Stored data:
______

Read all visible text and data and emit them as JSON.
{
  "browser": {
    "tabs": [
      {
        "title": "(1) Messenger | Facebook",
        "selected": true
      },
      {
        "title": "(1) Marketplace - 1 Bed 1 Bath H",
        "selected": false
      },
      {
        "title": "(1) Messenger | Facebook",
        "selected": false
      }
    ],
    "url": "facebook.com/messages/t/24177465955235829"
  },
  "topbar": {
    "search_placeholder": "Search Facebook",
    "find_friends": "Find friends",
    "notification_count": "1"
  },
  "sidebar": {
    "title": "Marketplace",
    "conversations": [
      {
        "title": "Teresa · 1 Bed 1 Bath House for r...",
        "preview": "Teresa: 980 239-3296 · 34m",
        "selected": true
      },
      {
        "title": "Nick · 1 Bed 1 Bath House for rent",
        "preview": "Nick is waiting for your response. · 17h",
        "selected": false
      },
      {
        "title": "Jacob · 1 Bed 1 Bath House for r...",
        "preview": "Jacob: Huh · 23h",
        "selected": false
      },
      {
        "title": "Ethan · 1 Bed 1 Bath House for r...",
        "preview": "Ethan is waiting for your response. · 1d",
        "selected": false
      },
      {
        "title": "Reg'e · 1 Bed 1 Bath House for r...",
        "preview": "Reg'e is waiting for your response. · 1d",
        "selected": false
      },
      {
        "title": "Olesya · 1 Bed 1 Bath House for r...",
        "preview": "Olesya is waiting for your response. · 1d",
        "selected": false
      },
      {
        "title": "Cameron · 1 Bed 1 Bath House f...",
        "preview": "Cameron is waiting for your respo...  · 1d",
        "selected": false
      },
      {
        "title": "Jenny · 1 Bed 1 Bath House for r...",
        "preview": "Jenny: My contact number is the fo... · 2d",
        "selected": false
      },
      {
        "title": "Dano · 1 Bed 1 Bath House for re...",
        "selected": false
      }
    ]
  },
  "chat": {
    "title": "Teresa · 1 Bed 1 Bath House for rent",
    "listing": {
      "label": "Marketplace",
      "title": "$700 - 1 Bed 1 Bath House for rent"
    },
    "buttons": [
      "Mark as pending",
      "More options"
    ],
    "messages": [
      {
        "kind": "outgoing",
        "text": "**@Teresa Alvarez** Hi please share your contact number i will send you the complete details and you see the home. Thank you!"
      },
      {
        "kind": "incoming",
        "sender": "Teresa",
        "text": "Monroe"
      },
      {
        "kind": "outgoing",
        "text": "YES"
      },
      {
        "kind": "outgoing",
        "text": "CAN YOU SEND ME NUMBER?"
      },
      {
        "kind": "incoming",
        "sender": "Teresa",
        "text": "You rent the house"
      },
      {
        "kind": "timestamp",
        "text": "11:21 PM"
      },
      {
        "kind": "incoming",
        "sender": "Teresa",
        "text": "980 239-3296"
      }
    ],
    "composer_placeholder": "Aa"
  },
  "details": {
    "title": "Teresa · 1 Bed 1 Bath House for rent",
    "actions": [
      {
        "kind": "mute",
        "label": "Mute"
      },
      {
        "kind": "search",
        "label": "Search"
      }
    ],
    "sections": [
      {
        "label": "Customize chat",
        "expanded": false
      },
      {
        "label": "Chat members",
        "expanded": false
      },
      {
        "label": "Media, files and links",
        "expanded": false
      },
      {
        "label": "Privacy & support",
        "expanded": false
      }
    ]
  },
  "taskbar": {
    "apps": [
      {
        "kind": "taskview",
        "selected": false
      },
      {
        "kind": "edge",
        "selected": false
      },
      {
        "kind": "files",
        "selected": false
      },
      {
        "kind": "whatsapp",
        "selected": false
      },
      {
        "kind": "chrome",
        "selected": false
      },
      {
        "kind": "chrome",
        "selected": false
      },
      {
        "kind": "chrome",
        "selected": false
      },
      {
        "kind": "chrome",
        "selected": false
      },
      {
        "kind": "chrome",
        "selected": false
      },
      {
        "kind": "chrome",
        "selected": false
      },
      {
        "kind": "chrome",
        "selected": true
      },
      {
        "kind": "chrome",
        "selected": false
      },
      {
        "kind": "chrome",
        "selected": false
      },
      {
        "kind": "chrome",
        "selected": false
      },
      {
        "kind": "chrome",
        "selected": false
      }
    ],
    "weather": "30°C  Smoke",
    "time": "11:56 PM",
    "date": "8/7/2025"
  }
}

______

From the listing above, report the number of lines containing the string "your", without any accompanying remarks.

6